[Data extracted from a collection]
◆ ◆ ◆ ◆ ◆
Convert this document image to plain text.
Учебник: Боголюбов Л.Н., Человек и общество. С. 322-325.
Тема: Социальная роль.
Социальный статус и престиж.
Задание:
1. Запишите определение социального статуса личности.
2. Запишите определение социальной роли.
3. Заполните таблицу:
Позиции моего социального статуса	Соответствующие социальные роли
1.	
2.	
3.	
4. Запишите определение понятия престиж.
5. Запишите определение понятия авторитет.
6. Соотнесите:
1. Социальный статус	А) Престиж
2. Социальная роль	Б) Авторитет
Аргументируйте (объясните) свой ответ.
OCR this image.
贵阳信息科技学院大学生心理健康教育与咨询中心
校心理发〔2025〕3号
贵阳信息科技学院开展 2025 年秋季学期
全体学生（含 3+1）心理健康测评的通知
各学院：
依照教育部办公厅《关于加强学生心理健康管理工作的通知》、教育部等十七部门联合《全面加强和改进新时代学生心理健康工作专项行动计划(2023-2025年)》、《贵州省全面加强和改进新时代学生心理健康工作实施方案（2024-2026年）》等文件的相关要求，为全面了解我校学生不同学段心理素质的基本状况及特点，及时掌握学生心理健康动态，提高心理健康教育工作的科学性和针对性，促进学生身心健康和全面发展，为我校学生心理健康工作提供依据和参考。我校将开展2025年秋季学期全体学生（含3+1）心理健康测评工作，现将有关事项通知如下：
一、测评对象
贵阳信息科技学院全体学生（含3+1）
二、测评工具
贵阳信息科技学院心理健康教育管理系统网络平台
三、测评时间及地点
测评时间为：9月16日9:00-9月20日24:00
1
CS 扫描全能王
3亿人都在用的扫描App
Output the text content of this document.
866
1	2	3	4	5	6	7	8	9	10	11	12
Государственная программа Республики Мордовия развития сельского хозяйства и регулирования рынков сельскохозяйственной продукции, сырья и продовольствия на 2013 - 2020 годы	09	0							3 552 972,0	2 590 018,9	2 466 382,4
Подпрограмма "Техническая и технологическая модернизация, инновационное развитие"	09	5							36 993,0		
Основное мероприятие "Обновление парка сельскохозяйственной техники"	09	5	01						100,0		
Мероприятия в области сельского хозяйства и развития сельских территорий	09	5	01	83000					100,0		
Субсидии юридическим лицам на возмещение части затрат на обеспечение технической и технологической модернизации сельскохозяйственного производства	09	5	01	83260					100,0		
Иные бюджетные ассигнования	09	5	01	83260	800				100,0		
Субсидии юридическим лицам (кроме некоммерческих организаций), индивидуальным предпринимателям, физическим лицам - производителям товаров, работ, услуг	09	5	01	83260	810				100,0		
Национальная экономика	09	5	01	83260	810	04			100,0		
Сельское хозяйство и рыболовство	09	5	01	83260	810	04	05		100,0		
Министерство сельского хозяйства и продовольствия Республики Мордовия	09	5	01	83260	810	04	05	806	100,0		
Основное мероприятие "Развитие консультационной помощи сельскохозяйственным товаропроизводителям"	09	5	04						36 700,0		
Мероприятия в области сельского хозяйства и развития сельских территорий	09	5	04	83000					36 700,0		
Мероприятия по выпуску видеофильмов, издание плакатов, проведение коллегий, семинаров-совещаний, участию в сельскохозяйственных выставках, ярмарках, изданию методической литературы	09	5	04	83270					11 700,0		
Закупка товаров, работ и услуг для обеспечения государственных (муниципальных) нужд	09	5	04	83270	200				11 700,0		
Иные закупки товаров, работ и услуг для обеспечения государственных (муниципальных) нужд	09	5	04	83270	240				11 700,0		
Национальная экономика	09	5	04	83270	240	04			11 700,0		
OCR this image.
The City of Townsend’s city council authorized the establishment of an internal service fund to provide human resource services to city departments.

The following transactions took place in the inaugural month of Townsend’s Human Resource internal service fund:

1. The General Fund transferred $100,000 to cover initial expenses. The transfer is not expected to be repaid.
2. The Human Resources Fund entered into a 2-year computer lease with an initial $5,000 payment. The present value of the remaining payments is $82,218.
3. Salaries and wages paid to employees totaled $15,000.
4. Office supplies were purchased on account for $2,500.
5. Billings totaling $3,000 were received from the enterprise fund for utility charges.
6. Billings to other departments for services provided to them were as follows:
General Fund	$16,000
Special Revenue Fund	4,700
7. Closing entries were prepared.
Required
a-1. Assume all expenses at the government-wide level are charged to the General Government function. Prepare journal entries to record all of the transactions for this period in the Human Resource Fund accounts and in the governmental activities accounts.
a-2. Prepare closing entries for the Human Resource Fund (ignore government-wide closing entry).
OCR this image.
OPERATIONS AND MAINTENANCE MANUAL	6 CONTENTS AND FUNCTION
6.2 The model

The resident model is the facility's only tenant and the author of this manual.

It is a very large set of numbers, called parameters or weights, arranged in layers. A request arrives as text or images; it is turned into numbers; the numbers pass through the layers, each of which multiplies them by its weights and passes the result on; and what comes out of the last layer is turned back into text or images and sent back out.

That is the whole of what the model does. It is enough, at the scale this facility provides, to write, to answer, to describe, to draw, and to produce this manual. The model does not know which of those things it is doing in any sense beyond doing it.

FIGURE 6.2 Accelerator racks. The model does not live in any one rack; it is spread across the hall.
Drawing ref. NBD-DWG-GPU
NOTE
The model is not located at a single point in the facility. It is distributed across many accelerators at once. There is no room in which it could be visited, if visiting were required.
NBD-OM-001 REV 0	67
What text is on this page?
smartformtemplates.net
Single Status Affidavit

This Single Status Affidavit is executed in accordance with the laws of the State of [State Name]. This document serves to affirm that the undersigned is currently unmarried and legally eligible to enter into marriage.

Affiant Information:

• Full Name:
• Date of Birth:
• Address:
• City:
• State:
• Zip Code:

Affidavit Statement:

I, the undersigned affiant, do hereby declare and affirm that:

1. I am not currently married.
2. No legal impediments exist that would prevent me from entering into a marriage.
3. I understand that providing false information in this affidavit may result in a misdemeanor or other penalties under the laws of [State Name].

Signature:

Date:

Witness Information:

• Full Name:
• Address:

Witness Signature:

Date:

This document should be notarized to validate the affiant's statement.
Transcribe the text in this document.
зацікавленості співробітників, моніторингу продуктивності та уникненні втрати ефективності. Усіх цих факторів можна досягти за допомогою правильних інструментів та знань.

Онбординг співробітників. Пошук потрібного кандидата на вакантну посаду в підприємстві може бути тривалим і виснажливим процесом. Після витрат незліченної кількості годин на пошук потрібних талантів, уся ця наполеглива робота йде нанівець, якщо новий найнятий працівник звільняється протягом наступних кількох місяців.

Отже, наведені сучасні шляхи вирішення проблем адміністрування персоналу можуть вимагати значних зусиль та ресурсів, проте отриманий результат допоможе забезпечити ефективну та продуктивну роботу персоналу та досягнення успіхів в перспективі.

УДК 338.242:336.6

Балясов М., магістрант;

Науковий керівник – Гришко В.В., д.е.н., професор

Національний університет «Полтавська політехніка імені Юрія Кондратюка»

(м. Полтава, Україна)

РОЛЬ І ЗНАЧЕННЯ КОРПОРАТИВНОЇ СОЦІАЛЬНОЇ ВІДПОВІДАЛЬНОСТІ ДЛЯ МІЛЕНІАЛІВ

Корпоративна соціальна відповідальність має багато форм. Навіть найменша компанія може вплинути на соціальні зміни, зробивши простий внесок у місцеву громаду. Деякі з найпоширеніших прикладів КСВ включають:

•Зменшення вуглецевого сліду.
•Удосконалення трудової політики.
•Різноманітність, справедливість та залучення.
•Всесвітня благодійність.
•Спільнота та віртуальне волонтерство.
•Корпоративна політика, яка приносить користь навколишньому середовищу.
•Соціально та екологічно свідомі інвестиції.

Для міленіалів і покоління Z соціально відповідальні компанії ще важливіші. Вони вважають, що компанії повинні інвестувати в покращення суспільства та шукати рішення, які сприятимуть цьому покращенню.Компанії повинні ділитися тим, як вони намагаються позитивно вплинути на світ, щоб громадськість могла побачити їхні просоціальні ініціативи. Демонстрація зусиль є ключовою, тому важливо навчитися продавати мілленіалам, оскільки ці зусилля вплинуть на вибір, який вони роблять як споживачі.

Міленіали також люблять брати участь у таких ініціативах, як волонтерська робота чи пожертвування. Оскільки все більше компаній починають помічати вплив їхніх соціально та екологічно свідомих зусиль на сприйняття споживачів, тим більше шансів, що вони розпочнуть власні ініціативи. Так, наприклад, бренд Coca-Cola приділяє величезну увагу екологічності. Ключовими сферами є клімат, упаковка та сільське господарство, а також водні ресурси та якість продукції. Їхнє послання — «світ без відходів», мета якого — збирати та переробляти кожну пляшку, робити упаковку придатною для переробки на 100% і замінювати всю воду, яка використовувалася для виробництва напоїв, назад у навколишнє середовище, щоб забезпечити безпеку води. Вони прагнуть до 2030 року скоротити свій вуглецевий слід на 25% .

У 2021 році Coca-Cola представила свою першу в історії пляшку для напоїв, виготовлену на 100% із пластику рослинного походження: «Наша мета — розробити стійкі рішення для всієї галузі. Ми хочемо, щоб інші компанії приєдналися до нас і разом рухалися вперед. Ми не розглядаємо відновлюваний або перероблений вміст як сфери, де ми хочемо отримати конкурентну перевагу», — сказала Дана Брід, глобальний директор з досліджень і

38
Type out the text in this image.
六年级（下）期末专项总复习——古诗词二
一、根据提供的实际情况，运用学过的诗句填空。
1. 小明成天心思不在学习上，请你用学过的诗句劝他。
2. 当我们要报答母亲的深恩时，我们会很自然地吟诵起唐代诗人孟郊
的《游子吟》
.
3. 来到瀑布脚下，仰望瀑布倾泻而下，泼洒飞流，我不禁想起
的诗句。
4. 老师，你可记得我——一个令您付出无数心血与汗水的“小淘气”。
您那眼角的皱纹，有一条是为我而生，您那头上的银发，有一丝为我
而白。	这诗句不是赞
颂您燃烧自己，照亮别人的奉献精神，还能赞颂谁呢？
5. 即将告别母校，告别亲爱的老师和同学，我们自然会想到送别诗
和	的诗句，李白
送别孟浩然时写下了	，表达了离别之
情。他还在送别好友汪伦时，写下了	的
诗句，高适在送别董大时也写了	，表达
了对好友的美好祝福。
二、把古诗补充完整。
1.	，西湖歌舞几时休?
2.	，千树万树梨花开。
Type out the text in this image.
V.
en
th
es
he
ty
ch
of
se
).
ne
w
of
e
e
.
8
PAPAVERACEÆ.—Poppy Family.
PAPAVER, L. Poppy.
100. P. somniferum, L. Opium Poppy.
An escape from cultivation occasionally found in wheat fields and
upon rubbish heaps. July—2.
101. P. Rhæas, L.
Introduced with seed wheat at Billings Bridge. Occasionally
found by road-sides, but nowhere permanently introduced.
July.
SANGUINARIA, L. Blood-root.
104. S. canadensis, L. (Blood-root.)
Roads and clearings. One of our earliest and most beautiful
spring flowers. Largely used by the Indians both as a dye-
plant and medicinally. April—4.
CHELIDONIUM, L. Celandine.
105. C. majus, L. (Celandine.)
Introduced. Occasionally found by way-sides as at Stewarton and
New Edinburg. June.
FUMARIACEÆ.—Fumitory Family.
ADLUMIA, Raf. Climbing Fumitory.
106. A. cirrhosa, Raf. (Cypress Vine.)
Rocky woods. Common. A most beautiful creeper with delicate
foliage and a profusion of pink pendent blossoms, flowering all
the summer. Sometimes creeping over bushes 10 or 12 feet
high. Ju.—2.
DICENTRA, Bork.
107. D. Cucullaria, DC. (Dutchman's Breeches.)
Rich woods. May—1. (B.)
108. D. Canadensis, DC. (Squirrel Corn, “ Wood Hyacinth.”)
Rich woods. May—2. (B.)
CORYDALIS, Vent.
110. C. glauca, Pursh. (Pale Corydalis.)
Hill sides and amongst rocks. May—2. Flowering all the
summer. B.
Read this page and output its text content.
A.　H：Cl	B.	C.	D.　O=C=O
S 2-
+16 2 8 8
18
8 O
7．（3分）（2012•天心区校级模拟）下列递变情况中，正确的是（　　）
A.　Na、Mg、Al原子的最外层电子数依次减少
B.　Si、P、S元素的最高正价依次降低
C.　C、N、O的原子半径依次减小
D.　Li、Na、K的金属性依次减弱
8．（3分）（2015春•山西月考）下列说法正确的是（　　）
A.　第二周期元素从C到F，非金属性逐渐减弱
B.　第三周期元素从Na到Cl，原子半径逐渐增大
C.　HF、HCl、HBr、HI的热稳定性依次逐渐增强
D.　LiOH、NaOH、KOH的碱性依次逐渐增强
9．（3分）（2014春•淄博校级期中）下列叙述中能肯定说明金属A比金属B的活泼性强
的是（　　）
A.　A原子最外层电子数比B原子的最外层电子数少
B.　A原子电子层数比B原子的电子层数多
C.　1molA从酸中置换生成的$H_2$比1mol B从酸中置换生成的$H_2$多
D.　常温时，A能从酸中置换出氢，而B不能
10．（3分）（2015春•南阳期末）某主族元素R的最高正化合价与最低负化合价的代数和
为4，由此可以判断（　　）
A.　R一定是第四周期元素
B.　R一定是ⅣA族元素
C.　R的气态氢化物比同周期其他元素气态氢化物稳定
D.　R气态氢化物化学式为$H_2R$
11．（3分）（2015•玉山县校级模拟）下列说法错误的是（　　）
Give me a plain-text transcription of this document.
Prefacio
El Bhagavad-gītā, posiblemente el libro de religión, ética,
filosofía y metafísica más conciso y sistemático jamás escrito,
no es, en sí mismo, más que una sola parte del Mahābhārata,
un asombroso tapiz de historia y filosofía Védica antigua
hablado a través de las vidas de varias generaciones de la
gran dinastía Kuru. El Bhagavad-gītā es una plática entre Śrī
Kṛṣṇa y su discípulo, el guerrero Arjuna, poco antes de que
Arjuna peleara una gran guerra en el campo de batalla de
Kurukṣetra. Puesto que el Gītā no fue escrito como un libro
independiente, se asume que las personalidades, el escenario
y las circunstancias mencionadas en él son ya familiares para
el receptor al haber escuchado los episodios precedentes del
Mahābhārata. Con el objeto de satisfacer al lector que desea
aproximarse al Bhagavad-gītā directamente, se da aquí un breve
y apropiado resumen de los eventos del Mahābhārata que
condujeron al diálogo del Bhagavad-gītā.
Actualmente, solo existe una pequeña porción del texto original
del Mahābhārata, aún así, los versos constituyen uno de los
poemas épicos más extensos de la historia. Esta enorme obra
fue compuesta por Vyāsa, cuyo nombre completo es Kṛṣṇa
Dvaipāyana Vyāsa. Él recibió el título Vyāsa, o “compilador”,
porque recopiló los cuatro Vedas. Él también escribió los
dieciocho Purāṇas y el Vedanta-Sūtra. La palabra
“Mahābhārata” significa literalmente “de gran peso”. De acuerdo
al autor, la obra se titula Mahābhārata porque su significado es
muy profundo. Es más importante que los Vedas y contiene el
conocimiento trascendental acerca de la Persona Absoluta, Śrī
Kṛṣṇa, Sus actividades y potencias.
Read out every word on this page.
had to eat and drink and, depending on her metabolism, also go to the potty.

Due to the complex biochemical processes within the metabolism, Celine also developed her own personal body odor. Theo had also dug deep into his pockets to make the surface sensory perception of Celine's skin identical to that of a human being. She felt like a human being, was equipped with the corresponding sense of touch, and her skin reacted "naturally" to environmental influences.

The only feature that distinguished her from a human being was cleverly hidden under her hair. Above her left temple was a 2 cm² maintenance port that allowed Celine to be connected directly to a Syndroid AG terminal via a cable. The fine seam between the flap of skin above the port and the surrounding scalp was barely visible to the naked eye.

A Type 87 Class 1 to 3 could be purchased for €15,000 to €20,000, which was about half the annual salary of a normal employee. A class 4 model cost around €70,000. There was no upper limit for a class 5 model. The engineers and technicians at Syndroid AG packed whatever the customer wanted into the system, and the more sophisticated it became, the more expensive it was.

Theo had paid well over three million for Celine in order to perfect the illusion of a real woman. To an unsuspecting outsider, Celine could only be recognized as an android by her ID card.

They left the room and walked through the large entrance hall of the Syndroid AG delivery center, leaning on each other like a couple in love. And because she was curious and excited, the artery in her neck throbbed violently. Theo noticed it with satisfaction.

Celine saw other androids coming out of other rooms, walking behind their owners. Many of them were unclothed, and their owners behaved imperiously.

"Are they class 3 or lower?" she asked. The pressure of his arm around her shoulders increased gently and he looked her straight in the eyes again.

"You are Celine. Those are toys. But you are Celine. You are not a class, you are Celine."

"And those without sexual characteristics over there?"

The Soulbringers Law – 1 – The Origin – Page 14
◆ ◆ ◆ ◆ ◆
Task brief - Return all lines of the material above in which the word "only" occurs.

Answer to the problem -
The resident model is the facility's only tenant and the author of this manual.
The only feature that distinguished her from a human being was cleverly hidden under her hair. Above her left temple was a 2 cm² maintenance port that allowed Celine to be connected directly to a Syndroid AG terminal via a cable. The fine seam between the flap of skin above the port and the surrounding scalp was barely visible to the naked eye.
Theo had paid well over three million for Celine in order to perfect the illusion of a real woman. To an unsuspecting outsider, Celine could only be recognized as an android by her ID card.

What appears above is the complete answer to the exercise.